▶ _Work to complete_: Search the records below for the word "this" and show every line where it occurs.

#### Record list ####

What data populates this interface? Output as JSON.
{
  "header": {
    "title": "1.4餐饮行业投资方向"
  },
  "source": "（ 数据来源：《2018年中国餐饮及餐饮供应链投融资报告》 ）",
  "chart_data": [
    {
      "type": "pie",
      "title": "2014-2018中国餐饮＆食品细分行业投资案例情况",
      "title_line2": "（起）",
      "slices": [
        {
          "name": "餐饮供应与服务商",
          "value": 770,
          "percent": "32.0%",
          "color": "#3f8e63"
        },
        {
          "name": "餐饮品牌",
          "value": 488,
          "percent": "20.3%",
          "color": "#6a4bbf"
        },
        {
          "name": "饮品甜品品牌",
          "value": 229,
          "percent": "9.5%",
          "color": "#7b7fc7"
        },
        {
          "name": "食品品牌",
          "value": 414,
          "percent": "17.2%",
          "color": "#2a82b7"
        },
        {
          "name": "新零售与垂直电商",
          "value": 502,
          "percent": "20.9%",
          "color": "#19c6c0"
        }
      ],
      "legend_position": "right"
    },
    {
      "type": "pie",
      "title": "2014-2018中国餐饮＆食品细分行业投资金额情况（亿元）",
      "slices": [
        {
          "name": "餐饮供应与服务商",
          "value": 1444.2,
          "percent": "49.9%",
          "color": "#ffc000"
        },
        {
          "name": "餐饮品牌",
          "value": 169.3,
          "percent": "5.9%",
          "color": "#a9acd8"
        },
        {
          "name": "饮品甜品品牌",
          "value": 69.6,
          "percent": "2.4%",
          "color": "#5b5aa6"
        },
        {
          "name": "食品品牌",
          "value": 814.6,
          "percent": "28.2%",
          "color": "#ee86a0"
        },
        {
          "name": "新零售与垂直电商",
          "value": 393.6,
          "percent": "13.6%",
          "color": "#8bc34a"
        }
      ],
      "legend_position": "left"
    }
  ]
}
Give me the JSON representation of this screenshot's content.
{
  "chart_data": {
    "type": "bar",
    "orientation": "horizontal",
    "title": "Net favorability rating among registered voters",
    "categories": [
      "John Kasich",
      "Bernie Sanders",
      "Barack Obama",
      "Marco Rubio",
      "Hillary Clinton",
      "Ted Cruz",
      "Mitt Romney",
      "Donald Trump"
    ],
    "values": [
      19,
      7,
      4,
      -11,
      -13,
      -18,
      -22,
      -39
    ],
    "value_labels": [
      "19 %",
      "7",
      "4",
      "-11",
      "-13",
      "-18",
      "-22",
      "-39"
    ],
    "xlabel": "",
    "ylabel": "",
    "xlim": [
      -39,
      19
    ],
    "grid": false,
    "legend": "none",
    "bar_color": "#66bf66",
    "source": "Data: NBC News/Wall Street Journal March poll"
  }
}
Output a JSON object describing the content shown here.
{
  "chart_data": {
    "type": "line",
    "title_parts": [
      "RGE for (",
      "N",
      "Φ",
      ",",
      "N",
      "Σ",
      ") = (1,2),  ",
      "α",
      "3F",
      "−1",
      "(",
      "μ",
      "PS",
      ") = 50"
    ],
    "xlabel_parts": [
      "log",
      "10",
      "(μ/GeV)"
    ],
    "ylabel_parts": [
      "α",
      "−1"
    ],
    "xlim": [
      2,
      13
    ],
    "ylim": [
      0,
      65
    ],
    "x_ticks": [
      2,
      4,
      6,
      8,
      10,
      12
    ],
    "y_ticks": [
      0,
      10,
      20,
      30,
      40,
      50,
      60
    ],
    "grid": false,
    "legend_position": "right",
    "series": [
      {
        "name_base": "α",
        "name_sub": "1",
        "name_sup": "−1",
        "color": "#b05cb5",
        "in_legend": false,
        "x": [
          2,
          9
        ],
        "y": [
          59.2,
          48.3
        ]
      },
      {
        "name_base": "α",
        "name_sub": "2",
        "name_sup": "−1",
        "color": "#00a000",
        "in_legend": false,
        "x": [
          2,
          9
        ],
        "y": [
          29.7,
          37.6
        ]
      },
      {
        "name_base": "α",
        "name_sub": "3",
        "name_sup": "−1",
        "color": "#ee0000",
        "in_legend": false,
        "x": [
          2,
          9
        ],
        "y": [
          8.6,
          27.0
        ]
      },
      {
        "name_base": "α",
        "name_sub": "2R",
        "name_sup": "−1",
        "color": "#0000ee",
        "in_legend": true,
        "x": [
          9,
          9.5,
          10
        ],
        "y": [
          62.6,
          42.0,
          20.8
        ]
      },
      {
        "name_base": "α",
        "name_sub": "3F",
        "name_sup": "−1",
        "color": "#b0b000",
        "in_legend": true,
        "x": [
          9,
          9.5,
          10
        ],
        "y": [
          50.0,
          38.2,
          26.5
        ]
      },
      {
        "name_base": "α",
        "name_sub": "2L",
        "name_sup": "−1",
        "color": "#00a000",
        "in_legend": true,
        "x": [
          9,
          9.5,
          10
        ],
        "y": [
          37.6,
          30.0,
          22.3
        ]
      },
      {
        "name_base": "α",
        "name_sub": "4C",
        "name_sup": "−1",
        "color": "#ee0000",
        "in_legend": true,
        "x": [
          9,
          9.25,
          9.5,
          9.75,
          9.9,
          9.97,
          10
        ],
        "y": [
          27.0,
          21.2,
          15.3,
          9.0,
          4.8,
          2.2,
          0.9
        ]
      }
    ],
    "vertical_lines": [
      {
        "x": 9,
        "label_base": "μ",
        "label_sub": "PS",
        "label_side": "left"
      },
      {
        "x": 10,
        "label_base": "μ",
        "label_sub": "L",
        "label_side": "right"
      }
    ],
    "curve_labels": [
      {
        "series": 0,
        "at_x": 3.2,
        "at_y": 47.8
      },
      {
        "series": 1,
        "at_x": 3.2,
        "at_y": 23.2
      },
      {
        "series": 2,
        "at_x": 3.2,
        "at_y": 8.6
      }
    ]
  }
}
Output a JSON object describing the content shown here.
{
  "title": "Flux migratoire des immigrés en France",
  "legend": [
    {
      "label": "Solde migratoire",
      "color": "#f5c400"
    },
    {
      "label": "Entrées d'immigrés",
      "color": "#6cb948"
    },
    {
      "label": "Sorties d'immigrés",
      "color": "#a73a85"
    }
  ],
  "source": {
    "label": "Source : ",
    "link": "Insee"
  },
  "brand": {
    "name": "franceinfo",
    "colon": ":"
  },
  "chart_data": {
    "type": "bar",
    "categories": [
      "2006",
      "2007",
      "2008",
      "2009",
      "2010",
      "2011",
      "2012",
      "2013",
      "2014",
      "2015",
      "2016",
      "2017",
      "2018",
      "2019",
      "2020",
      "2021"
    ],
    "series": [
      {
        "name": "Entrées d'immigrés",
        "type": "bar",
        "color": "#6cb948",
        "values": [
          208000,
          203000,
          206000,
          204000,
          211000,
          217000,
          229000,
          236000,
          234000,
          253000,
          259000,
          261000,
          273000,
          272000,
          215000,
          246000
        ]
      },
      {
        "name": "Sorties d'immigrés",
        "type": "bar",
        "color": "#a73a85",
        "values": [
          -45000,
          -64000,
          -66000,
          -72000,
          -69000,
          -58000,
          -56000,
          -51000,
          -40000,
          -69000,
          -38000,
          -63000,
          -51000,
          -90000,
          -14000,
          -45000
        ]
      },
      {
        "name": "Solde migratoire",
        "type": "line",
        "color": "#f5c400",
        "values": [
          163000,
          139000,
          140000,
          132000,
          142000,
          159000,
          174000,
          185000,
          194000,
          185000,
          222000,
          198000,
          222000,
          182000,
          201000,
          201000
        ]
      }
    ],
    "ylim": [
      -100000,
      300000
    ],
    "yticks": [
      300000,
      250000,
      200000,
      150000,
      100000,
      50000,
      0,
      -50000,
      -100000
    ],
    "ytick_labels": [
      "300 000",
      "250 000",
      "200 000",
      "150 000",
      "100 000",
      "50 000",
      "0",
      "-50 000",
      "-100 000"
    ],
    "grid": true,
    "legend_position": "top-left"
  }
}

####

▶ _Finished answer_:
What data populates this interface? Output as JSON.
Give me the JSON representation of this screenshot's content.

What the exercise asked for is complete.